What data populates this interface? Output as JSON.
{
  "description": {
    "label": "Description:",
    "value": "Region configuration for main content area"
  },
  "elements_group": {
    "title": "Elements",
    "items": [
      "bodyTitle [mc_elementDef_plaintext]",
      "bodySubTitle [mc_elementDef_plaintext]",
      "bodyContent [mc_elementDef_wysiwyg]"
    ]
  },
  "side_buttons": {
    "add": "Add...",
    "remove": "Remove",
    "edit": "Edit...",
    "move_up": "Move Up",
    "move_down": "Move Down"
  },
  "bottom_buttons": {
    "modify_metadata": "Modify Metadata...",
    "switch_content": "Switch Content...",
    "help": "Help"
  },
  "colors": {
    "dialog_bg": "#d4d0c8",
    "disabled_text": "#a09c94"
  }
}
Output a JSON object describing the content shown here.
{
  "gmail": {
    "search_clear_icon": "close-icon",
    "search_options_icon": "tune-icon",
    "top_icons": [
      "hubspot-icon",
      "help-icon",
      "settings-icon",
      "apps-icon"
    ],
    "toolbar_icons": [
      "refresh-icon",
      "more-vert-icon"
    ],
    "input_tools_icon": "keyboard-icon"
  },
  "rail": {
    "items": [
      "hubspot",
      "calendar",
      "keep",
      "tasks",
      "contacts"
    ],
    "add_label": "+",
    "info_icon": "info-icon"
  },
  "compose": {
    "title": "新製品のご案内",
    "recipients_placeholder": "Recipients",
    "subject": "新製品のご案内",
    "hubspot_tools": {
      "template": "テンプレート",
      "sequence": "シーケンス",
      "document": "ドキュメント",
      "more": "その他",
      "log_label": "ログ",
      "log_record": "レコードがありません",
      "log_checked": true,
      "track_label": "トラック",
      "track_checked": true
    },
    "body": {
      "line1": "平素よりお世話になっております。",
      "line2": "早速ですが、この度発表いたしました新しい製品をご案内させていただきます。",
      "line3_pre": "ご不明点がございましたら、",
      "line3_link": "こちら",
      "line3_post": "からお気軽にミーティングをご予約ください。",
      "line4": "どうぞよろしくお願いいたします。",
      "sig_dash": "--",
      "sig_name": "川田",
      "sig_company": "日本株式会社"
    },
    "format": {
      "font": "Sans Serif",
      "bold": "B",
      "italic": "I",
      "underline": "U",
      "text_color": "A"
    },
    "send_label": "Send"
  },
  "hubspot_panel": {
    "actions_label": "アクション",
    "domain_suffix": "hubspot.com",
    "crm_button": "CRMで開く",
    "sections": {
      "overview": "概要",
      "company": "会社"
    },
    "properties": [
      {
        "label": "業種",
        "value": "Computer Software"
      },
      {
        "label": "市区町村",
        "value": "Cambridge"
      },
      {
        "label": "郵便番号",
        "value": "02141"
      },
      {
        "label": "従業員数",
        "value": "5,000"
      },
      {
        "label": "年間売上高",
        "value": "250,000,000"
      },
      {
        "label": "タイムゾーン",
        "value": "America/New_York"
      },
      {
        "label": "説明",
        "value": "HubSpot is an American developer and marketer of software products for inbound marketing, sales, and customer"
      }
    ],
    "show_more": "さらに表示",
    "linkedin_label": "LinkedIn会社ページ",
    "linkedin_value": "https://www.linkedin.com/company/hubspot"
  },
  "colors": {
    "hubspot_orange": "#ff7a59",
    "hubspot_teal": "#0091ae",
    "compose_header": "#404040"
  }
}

**Work instructions:**
Repeat the records above exactly as they appear.

**The response:**
What data populates this interface? Output as JSON.
{
  "description": {
    "label": "Description:",
    "value": "Region configuration for main content area"
  },
  "elements_group": {
    "title": "Elements",
    "items": [
      "bodyTitle [mc_elementDef_plaintext]",
      "bodySubTitle [mc_elementDef_plaintext]",
      "bodyContent [mc_elementDef_wysiwyg]"
    ]
  },
  "side_buttons": {
    "add": "Add...",
    "remove": "Remove",
    "edit": "Edit...",
    "move_up": "Move Up",
    "move_down": "Move Down"
  },
  "bottom_buttons": {
    "modify_metadata": "Modify Metadata...",
    "switch_content": "Switch Content...",
    "help": "Help"
  },
  "colors": {
    "dialog_bg": "#d4d0c8",
    "disabled_text": "#a09c94"
  }
}
Output a JSON object describing the content shown here.
{
  "gmail": {
    "search_clear_icon": "close-icon",
    "search_options_icon": "tune-icon",
    "top_icons": [
      "hubspot-icon",
      "help-icon",
      "settings-icon",
      "apps-icon"
    ],
    "toolbar_icons": [
      "refresh-icon",
      "more-vert-icon"
    ],
    "input_tools_icon": "keyboard-icon"
  },
  "rail": {
    "items": [
      "hubspot",
      "calendar",
      "keep",
      "tasks",
      "contacts"
    ],
    "add_label": "+",
    "info_icon": "info-icon"
  },
  "compose": {
    "title": "新製品のご案内",
    "recipients_placeholder": "Recipients",
    "subject": "新製品のご案内",
    "hubspot_tools": {
      "template": "テンプレート",
      "sequence": "シーケンス",
      "document": "ドキュメント",
      "more": "その他",
      "log_label": "ログ",
      "log_record": "レコードがありません",
      "log_checked": true,
      "track_label": "トラック",
      "track_checked": true
    },
    "body": {
      "line1": "平素よりお世話になっております。",
      "line2": "早速ですが、この度発表いたしました新しい製品をご案内させていただきます。",
      "line3_pre": "ご不明点がございましたら、",
      "line3_link": "こちら",
      "line3_post": "からお気軽にミーティングをご予約ください。",
      "line4": "どうぞよろしくお願いいたします。",
      "sig_dash": "--",
      "sig_name": "川田",
      "sig_company": "日本株式会社"
    },
    "format": {
      "font": "Sans Serif",
      "bold": "B",
      "italic": "I",
      "underline": "U",
      "text_color": "A"
    },
    "send_label": "Send"
  },
  "hubspot_panel": {
    "actions_label": "アクション",
    "domain_suffix": "hubspot.com",
    "crm_button": "CRMで開く",
    "sections": {
      "overview": "概要",
      "company": "会社"
    },
    "properties": [
      {
        "label": "業種",
        "value": "Computer Software"
      },
      {
        "label": "市区町村",
        "value": "Cambridge"
      },
      {
        "label": "郵便番号",
        "value": "02141"
      },
      {
        "label": "従業員数",
        "value": "5,000"
      },
      {
        "label": "年間売上高",
        "value": "250,000,000"
      },
      {
        "label": "タイムゾーン",
        "value": "America/New_York"
      },
      {
        "label": "説明",
        "value": "HubSpot is an American developer and marketer of software products for inbound marketing, sales, and customer"
      }
    ],
    "show_more": "さらに表示",
    "linkedin_label": "LinkedIn会社ページ",
    "linkedin_value": "https://www.linkedin.com/company/hubspot"
  },
  "colors": {
    "hubspot_orange": "#ff7a59",
    "hubspot_teal": "#0091ae",
    "compose_header": "#404040"
  }
}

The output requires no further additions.